THE EXERCISE
Retype all of the data exactly as given.

[Collected data entries]
☆ ☆ ☆ ☆ ☆ ☆ ☆

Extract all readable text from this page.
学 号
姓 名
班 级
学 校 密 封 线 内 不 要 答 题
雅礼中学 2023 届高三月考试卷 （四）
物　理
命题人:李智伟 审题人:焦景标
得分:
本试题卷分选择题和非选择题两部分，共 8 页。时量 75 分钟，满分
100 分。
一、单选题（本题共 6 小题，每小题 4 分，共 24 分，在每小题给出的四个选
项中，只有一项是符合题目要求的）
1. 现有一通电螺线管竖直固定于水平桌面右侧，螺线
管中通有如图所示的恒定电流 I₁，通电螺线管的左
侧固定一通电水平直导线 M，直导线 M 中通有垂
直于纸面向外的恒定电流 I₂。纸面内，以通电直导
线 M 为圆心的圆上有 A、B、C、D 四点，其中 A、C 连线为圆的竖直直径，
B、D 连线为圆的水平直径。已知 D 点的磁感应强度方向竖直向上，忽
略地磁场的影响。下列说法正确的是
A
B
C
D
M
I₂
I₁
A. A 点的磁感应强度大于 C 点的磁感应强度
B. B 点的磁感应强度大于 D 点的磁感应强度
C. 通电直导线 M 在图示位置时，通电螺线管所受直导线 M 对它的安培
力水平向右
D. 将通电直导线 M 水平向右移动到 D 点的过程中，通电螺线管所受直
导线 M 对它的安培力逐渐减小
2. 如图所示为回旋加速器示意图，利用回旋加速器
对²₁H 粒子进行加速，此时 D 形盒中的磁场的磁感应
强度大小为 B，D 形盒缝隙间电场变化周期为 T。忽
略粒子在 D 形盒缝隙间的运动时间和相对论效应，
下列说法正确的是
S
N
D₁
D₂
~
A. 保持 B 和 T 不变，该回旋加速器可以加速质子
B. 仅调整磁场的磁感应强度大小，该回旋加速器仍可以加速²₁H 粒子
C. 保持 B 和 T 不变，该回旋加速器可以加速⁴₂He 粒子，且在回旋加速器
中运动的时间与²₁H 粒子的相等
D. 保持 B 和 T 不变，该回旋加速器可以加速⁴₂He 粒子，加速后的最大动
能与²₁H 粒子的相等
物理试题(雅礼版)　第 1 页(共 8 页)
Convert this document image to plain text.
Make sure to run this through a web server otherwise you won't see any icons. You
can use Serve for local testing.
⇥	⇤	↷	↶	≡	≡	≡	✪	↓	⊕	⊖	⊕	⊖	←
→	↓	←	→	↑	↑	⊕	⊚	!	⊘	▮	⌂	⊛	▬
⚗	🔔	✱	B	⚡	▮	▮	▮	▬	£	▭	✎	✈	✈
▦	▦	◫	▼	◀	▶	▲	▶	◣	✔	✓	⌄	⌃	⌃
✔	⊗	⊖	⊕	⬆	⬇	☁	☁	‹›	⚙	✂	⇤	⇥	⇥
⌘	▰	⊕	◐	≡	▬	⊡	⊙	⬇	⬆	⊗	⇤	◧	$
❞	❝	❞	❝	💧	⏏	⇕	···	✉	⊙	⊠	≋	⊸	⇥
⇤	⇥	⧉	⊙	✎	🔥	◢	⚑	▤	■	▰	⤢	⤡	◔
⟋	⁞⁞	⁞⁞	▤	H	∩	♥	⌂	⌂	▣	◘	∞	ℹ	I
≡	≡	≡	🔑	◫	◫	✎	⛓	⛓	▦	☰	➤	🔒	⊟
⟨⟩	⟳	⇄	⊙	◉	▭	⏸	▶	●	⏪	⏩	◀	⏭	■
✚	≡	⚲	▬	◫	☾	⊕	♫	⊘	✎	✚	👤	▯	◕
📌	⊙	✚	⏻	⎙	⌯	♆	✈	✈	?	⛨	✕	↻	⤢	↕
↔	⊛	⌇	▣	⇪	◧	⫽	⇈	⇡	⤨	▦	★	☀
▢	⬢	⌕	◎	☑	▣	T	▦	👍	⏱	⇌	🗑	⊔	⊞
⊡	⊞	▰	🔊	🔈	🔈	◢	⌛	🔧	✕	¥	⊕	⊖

☆ ☆ ☆ ☆ ☆ ☆ ☆

RESPONSE FOR THIS EXERCISE
Extract all readable text from this page.
学 号
姓 名
班 级
学 校 密 封 线 内 不 要 答 题
雅礼中学 2023 届高三月考试卷 （四）
物　理
命题人:李智伟 审题人:焦景标
得分:
本试题卷分选择题和非选择题两部分，共 8 页。时量 75 分钟，满分
100 分。
一、单选题（本题共 6 小题，每小题 4 分，共 24 分，在每小题给出的四个选
项中，只有一项是符合题目要求的）
1. 现有一通电螺线管竖直固定于水平桌面右侧，螺线
管中通有如图所示的恒定电流 I₁，通电螺线管的左
侧固定一通电水平直导线 M，直导线 M 中通有垂
直于纸面向外的恒定电流 I₂。纸面内，以通电直导
线 M 为圆心的圆上有 A、B、C、D 四点，其中 A、C 连线为圆的竖直直径，
B、D 连线为圆的水平直径。已知 D 点的磁感应强度方向竖直向上，忽
略地磁场的影响。下列说法正确的是
A
B
C
D
M
I₂
I₁
A. A 点的磁感应强度大于 C 点的磁感应强度
B. B 点的磁感应强度大于 D 点的磁感应强度
C. 通电直导线 M 在图示位置时，通电螺线管所受直导线 M 对它的安培
力水平向右
D. 将通电直导线 M 水平向右移动到 D 点的过程中，通电螺线管所受直
导线 M 对它的安培力逐渐减小
2. 如图所示为回旋加速器示意图，利用回旋加速器
对²₁H 粒子进行加速，此时 D 形盒中的磁场的磁感应
强度大小为 B，D 形盒缝隙间电场变化周期为 T。忽
略粒子在 D 形盒缝隙间的运动时间和相对论效应，
下列说法正确的是
S
N
D₁
D₂
~
A. 保持 B 和 T 不变，该回旋加速器可以加速质子
B. 仅调整磁场的磁感应强度大小，该回旋加速器仍可以加速²₁H 粒子
C. 保持 B 和 T 不变，该回旋加速器可以加速⁴₂He 粒子，且在回旋加速器
中运动的时间与²₁H 粒子的相等
D. 保持 B 和 T 不变，该回旋加速器可以加速⁴₂He 粒子，加速后的最大动
能与²₁H 粒子的相等
物理试题(雅礼版)　第 1 页(共 8 页)
Convert this document image to plain text.
Make sure to run this through a web server otherwise you won't see any icons. You
can use Serve for local testing.
⇥	⇤	↷	↶	≡	≡	≡	✪	↓	⊕	⊖	⊕	⊖	←
→	↓	←	→	↑	↑	⊕	⊚	!	⊘	▮	⌂	⊛	▬
⚗	🔔	✱	B	⚡	▮	▮	▮	▬	£	▭	✎	✈	✈
▦	▦	◫	▼	◀	▶	▲	▶	◣	✔	✓	⌄	⌃	⌃
✔	⊗	⊖	⊕	⬆	⬇	☁	☁	‹›	⚙	✂	⇤	⇥	⇥
⌘	▰	⊕	◐	≡	▬	⊡	⊙	⬇	⬆	⊗	⇤	◧	$
❞	❝	❞	❝	💧	⏏	⇕	···	✉	⊙	⊠	≋	⊸	⇥
⇤	⇥	⧉	⊙	✎	🔥	◢	⚑	▤	■	▰	⤢	⤡	◔
⟋	⁞⁞	⁞⁞	▤	H	∩	♥	⌂	⌂	▣	◘	∞	ℹ	I
≡	≡	≡	🔑	◫	◫	✎	⛓	⛓	▦	☰	➤	🔒	⊟
⟨⟩	⟳	⇄	⊙	◉	▭	⏸	▶	●	⏪	⏩	◀	⏭	■
✚	≡	⚲	▬	◫	☾	⊕	♫	⊘	✎	✚	👤	▯	◕
📌	⊙	✚	⏻	⎙	⌯	♆	✈	✈	?	⛨	✕	↻	⤢	↕
↔	⊛	⌇	▣	⇪	◧	⫽	⇈	⇡	⤨	▦	★	☀
▢	⬢	⌕	◎	☑	▣	T	▦	👍	⏱	⇌	🗑	⊔	⊞
⊡	⊞	▰	🔊	🔈	🔈	◢	⌛	🔧	✕	¥	⊕	⊖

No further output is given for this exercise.